**Data for the task**

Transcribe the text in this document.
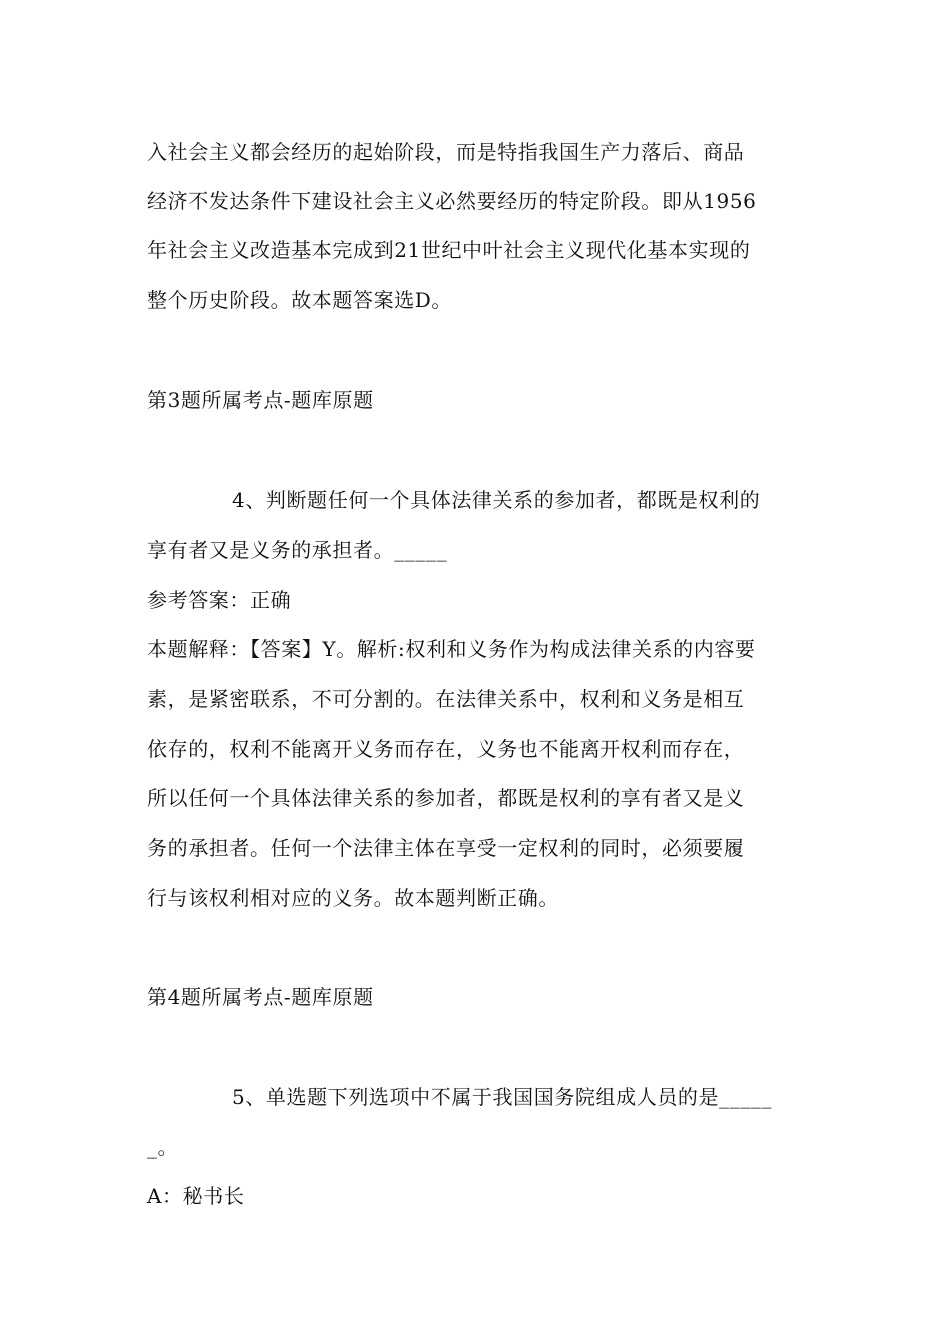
入社会主义都会经历的起始阶段，而是特指我国生产力落后、商品
经济不发达条件下建设社会主义必然要经历的特定阶段。即从1956
年社会主义改造基本完成到21世纪中叶社会主义现代化基本实现的
整个历史阶段。故本题答案选D。
第3题所属考点-题库原题
4、判断题任何一个具体法律关系的参加者，都既是权利的
享有者又是义务的承担者。_____
参考答案：正确
本题解释：【答案】Y。解析:权利和义务作为构成法律关系的内容要
素，是紧密联系，不可分割的。在法律关系中，权利和义务是相互
依存的，权利不能离开义务而存在，义务也不能离开权利而存在，
所以任何一个具体法律关系的参加者，都既是权利的享有者又是义
务的承担者。任何一个法律主体在享受一定权利的同时，必须要履
行与该权利相对应的义务。故本题判断正确。
第4题所属考点-题库原题
5、单选题下列选项中不属于我国国务院组成人员的是_____
_。
A：秘书长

**Exercise aim**
Reproduce all entries without any change, and omit the pictures.

**Result of this exercise**
Transcribe the text in this document.
入社会主义都会经历的起始阶段，而是特指我国生产力落后、商品
经济不发达条件下建设社会主义必然要经历的特定阶段。即从1956
年社会主义改造基本完成到21世纪中叶社会主义现代化基本实现的
整个历史阶段。故本题答案选D。
第3题所属考点-题库原题
4、判断题任何一个具体法律关系的参加者，都既是权利的
享有者又是义务的承担者。_____
参考答案：正确
本题解释：【答案】Y。解析:权利和义务作为构成法律关系的内容要
素，是紧密联系，不可分割的。在法律关系中，权利和义务是相互
依存的，权利不能离开义务而存在，义务也不能离开权利而存在，
所以任何一个具体法律关系的参加者，都既是权利的享有者又是义
务的承担者。任何一个法律主体在享受一定权利的同时，必须要履
行与该权利相对应的义务。故本题判断正确。
第4题所属考点-题库原题
5、单选题下列选项中不属于我国国务院组成人员的是_____
_。
A：秘书长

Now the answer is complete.